## EXERCISE
Rewrite the records below, swapping every "legend-entry-label" for "legend-item-label" and keeping everything else the same.

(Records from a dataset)
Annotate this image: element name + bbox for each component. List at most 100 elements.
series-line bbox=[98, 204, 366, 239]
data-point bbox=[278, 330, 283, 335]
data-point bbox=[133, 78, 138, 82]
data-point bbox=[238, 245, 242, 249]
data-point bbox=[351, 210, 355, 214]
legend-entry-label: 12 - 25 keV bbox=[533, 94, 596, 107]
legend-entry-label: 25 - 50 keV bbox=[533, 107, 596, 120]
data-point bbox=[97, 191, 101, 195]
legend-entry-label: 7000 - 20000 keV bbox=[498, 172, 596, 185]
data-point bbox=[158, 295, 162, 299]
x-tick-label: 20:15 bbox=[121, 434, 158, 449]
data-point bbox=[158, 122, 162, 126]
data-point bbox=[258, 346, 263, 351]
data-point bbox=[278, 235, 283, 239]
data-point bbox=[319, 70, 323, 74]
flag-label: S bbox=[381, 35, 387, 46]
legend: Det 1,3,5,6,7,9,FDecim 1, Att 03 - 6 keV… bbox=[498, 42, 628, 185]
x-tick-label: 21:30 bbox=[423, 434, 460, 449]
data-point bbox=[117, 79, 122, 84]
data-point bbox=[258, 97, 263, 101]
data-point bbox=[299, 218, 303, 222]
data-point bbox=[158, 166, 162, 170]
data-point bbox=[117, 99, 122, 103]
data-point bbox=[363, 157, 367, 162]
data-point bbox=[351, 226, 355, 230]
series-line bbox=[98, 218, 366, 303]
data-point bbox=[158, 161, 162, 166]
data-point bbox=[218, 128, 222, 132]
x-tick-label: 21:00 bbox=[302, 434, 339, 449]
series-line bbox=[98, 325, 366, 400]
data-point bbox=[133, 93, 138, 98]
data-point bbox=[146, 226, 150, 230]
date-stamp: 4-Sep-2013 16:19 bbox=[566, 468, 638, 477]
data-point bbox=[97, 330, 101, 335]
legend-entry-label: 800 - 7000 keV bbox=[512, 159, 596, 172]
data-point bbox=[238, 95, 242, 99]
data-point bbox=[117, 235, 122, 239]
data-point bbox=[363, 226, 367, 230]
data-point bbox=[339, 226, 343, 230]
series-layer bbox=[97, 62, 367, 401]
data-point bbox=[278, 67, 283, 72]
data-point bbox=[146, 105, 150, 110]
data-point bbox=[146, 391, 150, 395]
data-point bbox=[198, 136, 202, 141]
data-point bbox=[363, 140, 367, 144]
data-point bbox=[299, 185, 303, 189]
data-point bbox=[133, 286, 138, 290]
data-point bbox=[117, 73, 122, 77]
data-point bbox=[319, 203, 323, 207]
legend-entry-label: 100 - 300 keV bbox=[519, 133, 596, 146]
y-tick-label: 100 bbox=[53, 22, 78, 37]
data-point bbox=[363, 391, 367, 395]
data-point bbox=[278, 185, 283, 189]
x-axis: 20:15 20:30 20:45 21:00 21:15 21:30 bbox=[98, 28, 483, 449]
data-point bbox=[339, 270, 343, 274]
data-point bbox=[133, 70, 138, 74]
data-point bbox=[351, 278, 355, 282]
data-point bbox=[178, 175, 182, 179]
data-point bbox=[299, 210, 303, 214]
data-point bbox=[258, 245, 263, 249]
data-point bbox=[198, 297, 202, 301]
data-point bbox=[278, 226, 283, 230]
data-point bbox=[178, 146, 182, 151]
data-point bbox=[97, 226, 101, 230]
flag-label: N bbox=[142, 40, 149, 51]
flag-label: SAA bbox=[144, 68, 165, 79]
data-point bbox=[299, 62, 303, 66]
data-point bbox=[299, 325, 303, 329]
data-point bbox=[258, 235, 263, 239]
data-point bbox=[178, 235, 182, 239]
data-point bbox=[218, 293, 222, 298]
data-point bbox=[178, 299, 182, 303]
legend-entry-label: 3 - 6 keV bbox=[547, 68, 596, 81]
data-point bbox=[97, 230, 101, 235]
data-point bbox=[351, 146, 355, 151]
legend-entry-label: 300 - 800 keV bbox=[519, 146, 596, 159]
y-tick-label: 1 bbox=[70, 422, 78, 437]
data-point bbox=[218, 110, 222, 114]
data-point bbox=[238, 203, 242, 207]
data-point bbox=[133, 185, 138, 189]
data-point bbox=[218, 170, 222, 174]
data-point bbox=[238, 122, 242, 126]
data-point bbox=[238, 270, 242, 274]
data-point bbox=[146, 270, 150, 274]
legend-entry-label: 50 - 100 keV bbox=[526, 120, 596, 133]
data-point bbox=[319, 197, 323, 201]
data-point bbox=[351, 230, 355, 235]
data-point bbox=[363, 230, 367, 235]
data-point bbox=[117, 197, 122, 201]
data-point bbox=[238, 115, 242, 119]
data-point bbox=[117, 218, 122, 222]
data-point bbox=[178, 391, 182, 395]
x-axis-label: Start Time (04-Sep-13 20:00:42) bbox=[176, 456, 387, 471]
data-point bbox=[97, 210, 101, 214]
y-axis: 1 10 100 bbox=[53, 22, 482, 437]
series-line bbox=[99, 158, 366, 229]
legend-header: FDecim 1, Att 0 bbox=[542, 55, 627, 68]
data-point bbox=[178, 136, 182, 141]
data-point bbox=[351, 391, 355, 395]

## ANSWER FOR THIS EXERCISE
Annotate this image: element name + bbox for each component. List at most 100 elements.
series-line bbox=[98, 204, 366, 239]
data-point bbox=[278, 330, 283, 335]
data-point bbox=[133, 78, 138, 82]
data-point bbox=[238, 245, 242, 249]
data-point bbox=[351, 210, 355, 214]
legend-item-label: 12 - 25 keV bbox=[533, 94, 596, 107]
legend-item-label: 25 - 50 keV bbox=[533, 107, 596, 120]
data-point bbox=[97, 191, 101, 195]
legend-item-label: 7000 - 20000 keV bbox=[498, 172, 596, 185]
data-point bbox=[158, 295, 162, 299]
x-tick-label: 20:15 bbox=[121, 434, 158, 449]
data-point bbox=[158, 122, 162, 126]
data-point bbox=[258, 346, 263, 351]
data-point bbox=[278, 235, 283, 239]
data-point bbox=[319, 70, 323, 74]
flag-label: S bbox=[381, 35, 387, 46]
legend: Det 1,3,5,6,7,9,FDecim 1, Att 03 - 6 keV… bbox=[498, 42, 628, 185]
x-tick-label: 21:30 bbox=[423, 434, 460, 449]
data-point bbox=[117, 79, 122, 84]
data-point bbox=[258, 97, 263, 101]
data-point bbox=[299, 218, 303, 222]
data-point bbox=[158, 166, 162, 170]
data-point bbox=[117, 99, 122, 103]
data-point bbox=[363, 157, 367, 162]
data-point bbox=[351, 226, 355, 230]
series-line bbox=[98, 218, 366, 303]
data-point bbox=[158, 161, 162, 166]
data-point bbox=[218, 128, 222, 132]
x-tick-label: 21:00 bbox=[302, 434, 339, 449]
series-line bbox=[98, 325, 366, 400]
data-point bbox=[133, 93, 138, 98]
data-point bbox=[146, 226, 150, 230]
date-stamp: 4-Sep-2013 16:19 bbox=[566, 468, 638, 477]
data-point bbox=[97, 330, 101, 335]
legend-item-label: 800 - 7000 keV bbox=[512, 159, 596, 172]
data-point bbox=[238, 95, 242, 99]
data-point bbox=[117, 235, 122, 239]
data-point bbox=[363, 226, 367, 230]
data-point bbox=[339, 226, 343, 230]
series-layer bbox=[97, 62, 367, 401]
data-point bbox=[278, 67, 283, 72]
data-point bbox=[146, 105, 150, 110]
data-point bbox=[146, 391, 150, 395]
data-point bbox=[198, 136, 202, 141]
data-point bbox=[363, 140, 367, 144]
data-point bbox=[299, 185, 303, 189]
data-point bbox=[133, 286, 138, 290]
data-point bbox=[117, 73, 122, 77]
data-point bbox=[319, 203, 323, 207]
legend-item-label: 100 - 300 keV bbox=[519, 133, 596, 146]
y-tick-label: 100 bbox=[53, 22, 78, 37]
data-point bbox=[363, 391, 367, 395]
data-point bbox=[278, 185, 283, 189]
x-axis: 20:15 20:30 20:45 21:00 21:15 21:30 bbox=[98, 28, 483, 449]
data-point bbox=[339, 270, 343, 274]
data-point bbox=[133, 70, 138, 74]
data-point bbox=[351, 278, 355, 282]
data-point bbox=[178, 175, 182, 179]
data-point bbox=[299, 210, 303, 214]
data-point bbox=[258, 245, 263, 249]
data-point bbox=[198, 297, 202, 301]
data-point bbox=[278, 226, 283, 230]
data-point bbox=[178, 146, 182, 151]
data-point bbox=[97, 226, 101, 230]
flag-label: N bbox=[142, 40, 149, 51]
flag-label: SAA bbox=[144, 68, 165, 79]
data-point bbox=[299, 62, 303, 66]
data-point bbox=[299, 325, 303, 329]
data-point bbox=[258, 235, 263, 239]
data-point bbox=[178, 235, 182, 239]
data-point bbox=[218, 293, 222, 298]
data-point bbox=[178, 299, 182, 303]
legend-item-label: 3 - 6 keV bbox=[547, 68, 596, 81]
data-point bbox=[97, 230, 101, 235]
data-point bbox=[351, 146, 355, 151]
legend-item-label: 300 - 800 keV bbox=[519, 146, 596, 159]
y-tick-label: 1 bbox=[70, 422, 78, 437]
data-point bbox=[218, 110, 222, 114]
data-point bbox=[238, 203, 242, 207]
data-point bbox=[133, 185, 138, 189]
data-point bbox=[218, 170, 222, 174]
data-point bbox=[238, 122, 242, 126]
data-point bbox=[238, 270, 242, 274]
data-point bbox=[146, 270, 150, 274]
legend-item-label: 50 - 100 keV bbox=[526, 120, 596, 133]
data-point bbox=[319, 197, 323, 201]
data-point bbox=[351, 230, 355, 235]
data-point bbox=[363, 230, 367, 235]
data-point bbox=[117, 197, 122, 201]
data-point bbox=[238, 115, 242, 119]
data-point bbox=[117, 218, 122, 222]
data-point bbox=[178, 391, 182, 395]
x-axis-label: Start Time (04-Sep-13 20:00:42) bbox=[176, 456, 387, 471]
data-point bbox=[97, 210, 101, 214]
y-axis: 1 10 100 bbox=[53, 22, 482, 437]
series-line bbox=[99, 158, 366, 229]
legend-header: FDecim 1, Att 0 bbox=[542, 55, 627, 68]
data-point bbox=[178, 136, 182, 141]
data-point bbox=[351, 391, 355, 395]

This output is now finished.